▶ _WHAT THE TASK ASKS_
Here are some entries; quote each one exactly.

Stored entries:
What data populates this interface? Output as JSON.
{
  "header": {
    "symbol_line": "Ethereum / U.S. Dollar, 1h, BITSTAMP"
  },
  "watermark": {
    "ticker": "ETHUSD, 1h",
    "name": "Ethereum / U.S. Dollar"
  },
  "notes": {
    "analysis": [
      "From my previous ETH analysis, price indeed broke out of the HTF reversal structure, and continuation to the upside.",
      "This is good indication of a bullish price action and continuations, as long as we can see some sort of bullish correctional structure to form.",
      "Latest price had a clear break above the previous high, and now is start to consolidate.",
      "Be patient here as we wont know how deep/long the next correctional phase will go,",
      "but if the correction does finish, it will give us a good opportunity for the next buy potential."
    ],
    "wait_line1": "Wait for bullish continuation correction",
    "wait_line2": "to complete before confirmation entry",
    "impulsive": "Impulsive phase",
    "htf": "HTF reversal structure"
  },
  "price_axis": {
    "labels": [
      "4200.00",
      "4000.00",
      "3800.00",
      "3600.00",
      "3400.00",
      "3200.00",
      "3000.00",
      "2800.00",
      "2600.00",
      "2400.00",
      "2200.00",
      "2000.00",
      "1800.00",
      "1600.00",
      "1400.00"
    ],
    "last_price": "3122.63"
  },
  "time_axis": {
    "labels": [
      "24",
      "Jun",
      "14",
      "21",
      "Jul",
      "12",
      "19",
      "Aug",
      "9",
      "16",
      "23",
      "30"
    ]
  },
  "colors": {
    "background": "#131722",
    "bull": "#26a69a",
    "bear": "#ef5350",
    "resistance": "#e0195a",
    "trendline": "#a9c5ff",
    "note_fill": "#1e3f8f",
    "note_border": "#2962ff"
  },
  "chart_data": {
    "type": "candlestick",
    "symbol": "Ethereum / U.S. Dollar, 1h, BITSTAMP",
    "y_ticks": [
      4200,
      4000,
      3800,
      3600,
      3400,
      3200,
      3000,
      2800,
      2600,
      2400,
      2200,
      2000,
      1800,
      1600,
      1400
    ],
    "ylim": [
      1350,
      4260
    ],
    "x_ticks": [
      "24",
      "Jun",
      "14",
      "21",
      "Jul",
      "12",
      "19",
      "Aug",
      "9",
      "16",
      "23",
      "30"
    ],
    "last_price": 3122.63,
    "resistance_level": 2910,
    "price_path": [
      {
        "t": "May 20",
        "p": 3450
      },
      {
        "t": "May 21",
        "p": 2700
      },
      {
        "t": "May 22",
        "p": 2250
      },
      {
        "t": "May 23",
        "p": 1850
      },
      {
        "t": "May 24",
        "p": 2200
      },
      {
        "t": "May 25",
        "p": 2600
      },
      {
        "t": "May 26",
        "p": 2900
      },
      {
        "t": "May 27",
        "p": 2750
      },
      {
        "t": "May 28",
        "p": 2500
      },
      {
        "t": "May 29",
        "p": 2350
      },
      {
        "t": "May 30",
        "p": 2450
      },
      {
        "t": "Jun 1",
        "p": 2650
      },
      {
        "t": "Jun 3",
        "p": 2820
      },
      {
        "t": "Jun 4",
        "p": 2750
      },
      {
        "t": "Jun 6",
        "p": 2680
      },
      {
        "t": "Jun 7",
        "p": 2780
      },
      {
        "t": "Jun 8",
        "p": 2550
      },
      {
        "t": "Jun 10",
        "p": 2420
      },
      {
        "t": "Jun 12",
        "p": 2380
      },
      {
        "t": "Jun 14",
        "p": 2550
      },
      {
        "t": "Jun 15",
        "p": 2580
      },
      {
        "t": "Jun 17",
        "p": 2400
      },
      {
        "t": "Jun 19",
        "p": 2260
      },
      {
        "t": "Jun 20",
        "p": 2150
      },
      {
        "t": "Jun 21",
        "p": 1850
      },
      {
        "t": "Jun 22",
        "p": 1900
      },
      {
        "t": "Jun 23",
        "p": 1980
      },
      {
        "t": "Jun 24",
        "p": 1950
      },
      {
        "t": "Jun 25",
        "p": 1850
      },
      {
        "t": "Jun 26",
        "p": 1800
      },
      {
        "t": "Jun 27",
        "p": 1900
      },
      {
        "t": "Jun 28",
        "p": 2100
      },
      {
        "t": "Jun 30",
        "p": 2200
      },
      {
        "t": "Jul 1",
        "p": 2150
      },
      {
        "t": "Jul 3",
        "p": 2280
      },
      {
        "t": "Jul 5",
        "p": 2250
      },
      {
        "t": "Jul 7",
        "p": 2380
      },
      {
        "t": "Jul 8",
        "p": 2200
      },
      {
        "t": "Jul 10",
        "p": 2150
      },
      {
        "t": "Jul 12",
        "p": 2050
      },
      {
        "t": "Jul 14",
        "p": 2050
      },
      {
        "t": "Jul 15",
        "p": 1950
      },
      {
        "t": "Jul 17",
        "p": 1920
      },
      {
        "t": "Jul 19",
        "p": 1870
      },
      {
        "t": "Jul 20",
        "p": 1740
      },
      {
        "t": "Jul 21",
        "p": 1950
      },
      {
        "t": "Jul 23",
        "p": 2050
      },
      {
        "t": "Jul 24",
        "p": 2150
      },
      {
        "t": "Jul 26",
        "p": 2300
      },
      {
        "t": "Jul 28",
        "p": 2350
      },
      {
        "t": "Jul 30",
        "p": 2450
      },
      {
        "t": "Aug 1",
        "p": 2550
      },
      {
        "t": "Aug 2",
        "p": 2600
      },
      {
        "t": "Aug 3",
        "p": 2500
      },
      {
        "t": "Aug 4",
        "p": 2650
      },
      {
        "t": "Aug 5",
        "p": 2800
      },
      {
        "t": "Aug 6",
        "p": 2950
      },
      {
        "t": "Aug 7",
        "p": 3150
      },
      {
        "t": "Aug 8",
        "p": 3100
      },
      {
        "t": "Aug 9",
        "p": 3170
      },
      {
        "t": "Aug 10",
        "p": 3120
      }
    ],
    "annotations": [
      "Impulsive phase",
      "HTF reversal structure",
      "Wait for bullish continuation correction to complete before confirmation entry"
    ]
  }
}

▶ _SOLUTION TO THE EXERCISE_
What data populates this interface? Output as JSON.
{
  "header": {
    "symbol_line": "Ethereum / U.S. Dollar, 1h, BITSTAMP"
  },
  "watermark": {
    "ticker": "ETHUSD, 1h",
    "name": "Ethereum / U.S. Dollar"
  },
  "notes": {
    "analysis": [
      "From my previous ETH analysis, price indeed broke out of the HTF reversal structure, and continuation to the upside.",
      "This is good indication of a bullish price action and continuations, as long as we can see some sort of bullish correctional structure to form.",
      "Latest price had a clear break above the previous high, and now is start to consolidate.",
      "Be patient here as we wont know how deep/long the next correctional phase will go,",
      "but if the correction does finish, it will give us a good opportunity for the next buy potential."
    ],
    "wait_line1": "Wait for bullish continuation correction",
    "wait_line2": "to complete before confirmation entry",
    "impulsive": "Impulsive phase",
    "htf": "HTF reversal structure"
  },
  "price_axis": {
    "labels": [
      "4200.00",
      "4000.00",
      "3800.00",
      "3600.00",
      "3400.00",
      "3200.00",
      "3000.00",
      "2800.00",
      "2600.00",
      "2400.00",
      "2200.00",
      "2000.00",
      "1800.00",
      "1600.00",
      "1400.00"
    ],
    "last_price": "3122.63"
  },
  "time_axis": {
    "labels": [
      "24",
      "Jun",
      "14",
      "21",
      "Jul",
      "12",
      "19",
      "Aug",
      "9",
      "16",
      "23",
      "30"
    ]
  },
  "colors": {
    "background": "#131722",
    "bull": "#26a69a",
    "bear": "#ef5350",
    "resistance": "#e0195a",
    "trendline": "#a9c5ff",
    "note_fill": "#1e3f8f",
    "note_border": "#2962ff"
  },
  "chart_data": {
    "type": "candlestick",
    "symbol": "Ethereum / U.S. Dollar, 1h, BITSTAMP",
    "y_ticks": [
      4200,
      4000,
      3800,
      3600,
      3400,
      3200,
      3000,
      2800,
      2600,
      2400,
      2200,
      2000,
      1800,
      1600,
      1400
    ],
    "ylim": [
      1350,
      4260
    ],
    "x_ticks": [
      "24",
      "Jun",
      "14",
      "21",
      "Jul",
      "12",
      "19",
      "Aug",
      "9",
      "16",
      "23",
      "30"
    ],
    "last_price": 3122.63,
    "resistance_level": 2910,
    "price_path": [
      {
        "t": "May 20",
        "p": 3450
      },
      {
        "t": "May 21",
        "p": 2700
      },
      {
        "t": "May 22",
        "p": 2250
      },
      {
        "t": "May 23",
        "p": 1850
      },
      {
        "t": "May 24",
        "p": 2200
      },
      {
        "t": "May 25",
        "p": 2600
      },
      {
        "t": "May 26",
        "p": 2900
      },
      {
        "t": "May 27",
        "p": 2750
      },
      {
        "t": "May 28",
        "p": 2500
      },
      {
        "t": "May 29",
        "p": 2350
      },
      {
        "t": "May 30",
        "p": 2450
      },
      {
        "t": "Jun 1",
        "p": 2650
      },
      {
        "t": "Jun 3",
        "p": 2820
      },
      {
        "t": "Jun 4",
        "p": 2750
      },
      {
        "t": "Jun 6",
        "p": 2680
      },
      {
        "t": "Jun 7",
        "p": 2780
      },
      {
        "t": "Jun 8",
        "p": 2550
      },
      {
        "t": "Jun 10",
        "p": 2420
      },
      {
        "t": "Jun 12",
        "p": 2380
      },
      {
        "t": "Jun 14",
        "p": 2550
      },
      {
        "t": "Jun 15",
        "p": 2580
      },
      {
        "t": "Jun 17",
        "p": 2400
      },
      {
        "t": "Jun 19",
        "p": 2260
      },
      {
        "t": "Jun 20",
        "p": 2150
      },
      {
        "t": "Jun 21",
        "p": 1850
      },
      {
        "t": "Jun 22",
        "p": 1900
      },
      {
        "t": "Jun 23",
        "p": 1980
      },
      {
        "t": "Jun 24",
        "p": 1950
      },
      {
        "t": "Jun 25",
        "p": 1850
      },
      {
        "t": "Jun 26",
        "p": 1800
      },
      {
        "t": "Jun 27",
        "p": 1900
      },
      {
        "t": "Jun 28",
        "p": 2100
      },
      {
        "t": "Jun 30",
        "p": 2200
      },
      {
        "t": "Jul 1",
        "p": 2150
      },
      {
        "t": "Jul 3",
        "p": 2280
      },
      {
        "t": "Jul 5",
        "p": 2250
      },
      {
        "t": "Jul 7",
        "p": 2380
      },
      {
        "t": "Jul 8",
        "p": 2200
      },
      {
        "t": "Jul 10",
        "p": 2150
      },
      {
        "t": "Jul 12",
        "p": 2050
      },
      {
        "t": "Jul 14",
        "p": 2050
      },
      {
        "t": "Jul 15",
        "p": 1950
      },
      {
        "t": "Jul 17",
        "p": 1920
      },
      {
        "t": "Jul 19",
        "p": 1870
      },
      {
        "t": "Jul 20",
        "p": 1740
      },
      {
        "t": "Jul 21",
        "p": 1950
      },
      {
        "t": "Jul 23",
        "p": 2050
      },
      {
        "t": "Jul 24",
        "p": 2150
      },
      {
        "t": "Jul 26",
        "p": 2300
      },
      {
        "t": "Jul 28",
        "p": 2350
      },
      {
        "t": "Jul 30",
        "p": 2450
      },
      {
        "t": "Aug 1",
        "p": 2550
      },
      {
        "t": "Aug 2",
        "p": 2600
      },
      {
        "t": "Aug 3",
        "p": 2500
      },
      {
        "t": "Aug 4",
        "p": 2650
      },
      {
        "t": "Aug 5",
        "p": 2800
      },
      {
        "t": "Aug 6",
        "p": 2950
      },
      {
        "t": "Aug 7",
        "p": 3150
      },
      {
        "t": "Aug 8",
        "p": 3100
      },
      {
        "t": "Aug 9",
        "p": 3170
      },
      {
        "t": "Aug 10",
        "p": 3120
      }
    ],
    "annotations": [
      "Impulsive phase",
      "HTF reversal structure",
      "Wait for bullish continuation correction to complete before confirmation entry"
    ]
  }
}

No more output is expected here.